§ Aim of the exercise
Transcribe every line, keeping it exact.

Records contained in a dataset
---
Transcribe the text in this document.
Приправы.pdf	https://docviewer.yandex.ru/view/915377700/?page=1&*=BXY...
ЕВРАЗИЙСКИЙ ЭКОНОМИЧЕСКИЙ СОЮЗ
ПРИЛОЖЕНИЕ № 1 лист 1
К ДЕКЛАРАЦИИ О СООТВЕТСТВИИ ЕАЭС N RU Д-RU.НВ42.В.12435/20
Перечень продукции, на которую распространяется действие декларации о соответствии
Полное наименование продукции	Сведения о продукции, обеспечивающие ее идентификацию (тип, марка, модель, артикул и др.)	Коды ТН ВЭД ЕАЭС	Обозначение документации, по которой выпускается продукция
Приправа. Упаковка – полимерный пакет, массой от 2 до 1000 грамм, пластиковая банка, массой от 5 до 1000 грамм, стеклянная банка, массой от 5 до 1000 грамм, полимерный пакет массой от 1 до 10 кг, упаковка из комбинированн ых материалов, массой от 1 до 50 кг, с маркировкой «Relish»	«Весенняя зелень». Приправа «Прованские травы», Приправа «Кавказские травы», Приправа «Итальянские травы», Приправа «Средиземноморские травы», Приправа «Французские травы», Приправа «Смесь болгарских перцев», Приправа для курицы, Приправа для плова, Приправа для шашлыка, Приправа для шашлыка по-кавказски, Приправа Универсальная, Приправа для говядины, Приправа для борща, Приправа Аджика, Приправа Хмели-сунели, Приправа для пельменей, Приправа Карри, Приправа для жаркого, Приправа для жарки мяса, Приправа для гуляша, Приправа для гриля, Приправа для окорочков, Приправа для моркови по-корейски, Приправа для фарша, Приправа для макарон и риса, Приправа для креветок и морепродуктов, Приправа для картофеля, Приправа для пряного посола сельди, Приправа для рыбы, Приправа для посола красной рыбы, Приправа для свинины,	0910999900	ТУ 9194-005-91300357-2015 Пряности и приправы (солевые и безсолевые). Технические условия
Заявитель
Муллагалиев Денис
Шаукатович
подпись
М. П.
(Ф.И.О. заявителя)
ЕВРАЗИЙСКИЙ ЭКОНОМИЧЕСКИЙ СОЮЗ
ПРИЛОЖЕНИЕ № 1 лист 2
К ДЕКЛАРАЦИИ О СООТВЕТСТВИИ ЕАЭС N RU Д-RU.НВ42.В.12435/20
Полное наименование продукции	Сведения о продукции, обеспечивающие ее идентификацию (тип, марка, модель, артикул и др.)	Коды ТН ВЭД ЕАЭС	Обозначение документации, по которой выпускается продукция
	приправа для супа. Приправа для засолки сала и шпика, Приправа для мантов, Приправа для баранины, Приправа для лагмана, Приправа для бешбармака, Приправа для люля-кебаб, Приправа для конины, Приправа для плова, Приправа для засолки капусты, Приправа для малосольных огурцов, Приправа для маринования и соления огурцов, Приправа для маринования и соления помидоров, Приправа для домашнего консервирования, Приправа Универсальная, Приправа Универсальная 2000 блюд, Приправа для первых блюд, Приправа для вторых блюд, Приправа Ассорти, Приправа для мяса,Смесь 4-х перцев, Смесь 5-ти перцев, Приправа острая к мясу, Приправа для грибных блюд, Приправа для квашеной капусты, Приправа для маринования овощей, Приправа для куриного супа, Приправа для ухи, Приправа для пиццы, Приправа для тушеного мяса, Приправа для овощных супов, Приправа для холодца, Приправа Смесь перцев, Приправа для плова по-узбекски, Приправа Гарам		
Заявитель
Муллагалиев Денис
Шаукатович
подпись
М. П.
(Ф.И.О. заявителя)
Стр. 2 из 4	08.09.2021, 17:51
---
§ Answer to this exercise
Transcribe the text in this document.
Приправы.pdf	https://docviewer.yandex.ru/view/915377700/?page=1&*=BXY...
ЕВРАЗИЙСКИЙ ЭКОНОМИЧЕСКИЙ СОЮЗ
ПРИЛОЖЕНИЕ № 1 лист 1
К ДЕКЛАРАЦИИ О СООТВЕТСТВИИ ЕАЭС N RU Д-RU.НВ42.В.12435/20
Перечень продукции, на которую распространяется действие декларации о соответствии
Полное наименование продукции	Сведения о продукции, обеспечивающие ее идентификацию (тип, марка, модель, артикул и др.)	Коды ТН ВЭД ЕАЭС	Обозначение документации, по которой выпускается продукция
Приправа. Упаковка – полимерный пакет, массой от 2 до 1000 грамм, пластиковая банка, массой от 5 до 1000 грамм, стеклянная банка, массой от 5 до 1000 грамм, полимерный пакет массой от 1 до 10 кг, упаковка из комбинированн ых материалов, массой от 1 до 50 кг, с маркировкой «Relish»	«Весенняя зелень». Приправа «Прованские травы», Приправа «Кавказские травы», Приправа «Итальянские травы», Приправа «Средиземноморские травы», Приправа «Французские травы», Приправа «Смесь болгарских перцев», Приправа для курицы, Приправа для плова, Приправа для шашлыка, Приправа для шашлыка по-кавказски, Приправа Универсальная, Приправа для говядины, Приправа для борща, Приправа Аджика, Приправа Хмели-сунели, Приправа для пельменей, Приправа Карри, Приправа для жаркого, Приправа для жарки мяса, Приправа для гуляша, Приправа для гриля, Приправа для окорочков, Приправа для моркови по-корейски, Приправа для фарша, Приправа для макарон и риса, Приправа для креветок и морепродуктов, Приправа для картофеля, Приправа для пряного посола сельди, Приправа для рыбы, Приправа для посола красной рыбы, Приправа для свинины,	0910999900	ТУ 9194-005-91300357-2015 Пряности и приправы (солевые и безсолевые). Технические условия
Заявитель
Муллагалиев Денис
Шаукатович
подпись
М. П.
(Ф.И.О. заявителя)
ЕВРАЗИЙСКИЙ ЭКОНОМИЧЕСКИЙ СОЮЗ
ПРИЛОЖЕНИЕ № 1 лист 2
К ДЕКЛАРАЦИИ О СООТВЕТСТВИИ ЕАЭС N RU Д-RU.НВ42.В.12435/20
Полное наименование продукции	Сведения о продукции, обеспечивающие ее идентификацию (тип, марка, модель, артикул и др.)	Коды ТН ВЭД ЕАЭС	Обозначение документации, по которой выпускается продукция
	приправа для супа. Приправа для засолки сала и шпика, Приправа для мантов, Приправа для баранины, Приправа для лагмана, Приправа для бешбармака, Приправа для люля-кебаб, Приправа для конины, Приправа для плова, Приправа для засолки капусты, Приправа для малосольных огурцов, Приправа для маринования и соления огурцов, Приправа для маринования и соления помидоров, Приправа для домашнего консервирования, Приправа Универсальная, Приправа Универсальная 2000 блюд, Приправа для первых блюд, Приправа для вторых блюд, Приправа Ассорти, Приправа для мяса,Смесь 4-х перцев, Смесь 5-ти перцев, Приправа острая к мясу, Приправа для грибных блюд, Приправа для квашеной капусты, Приправа для маринования овощей, Приправа для куриного супа, Приправа для ухи, Приправа для пиццы, Приправа для тушеного мяса, Приправа для овощных супов, Приправа для холодца, Приправа Смесь перцев, Приправа для плова по-узбекски, Приправа Гарам		
Заявитель
Муллагалиев Денис
Шаукатович
подпись
М. П.
(Ф.И.О. заявителя)
Стр. 2 из 4	08.09.2021, 17:51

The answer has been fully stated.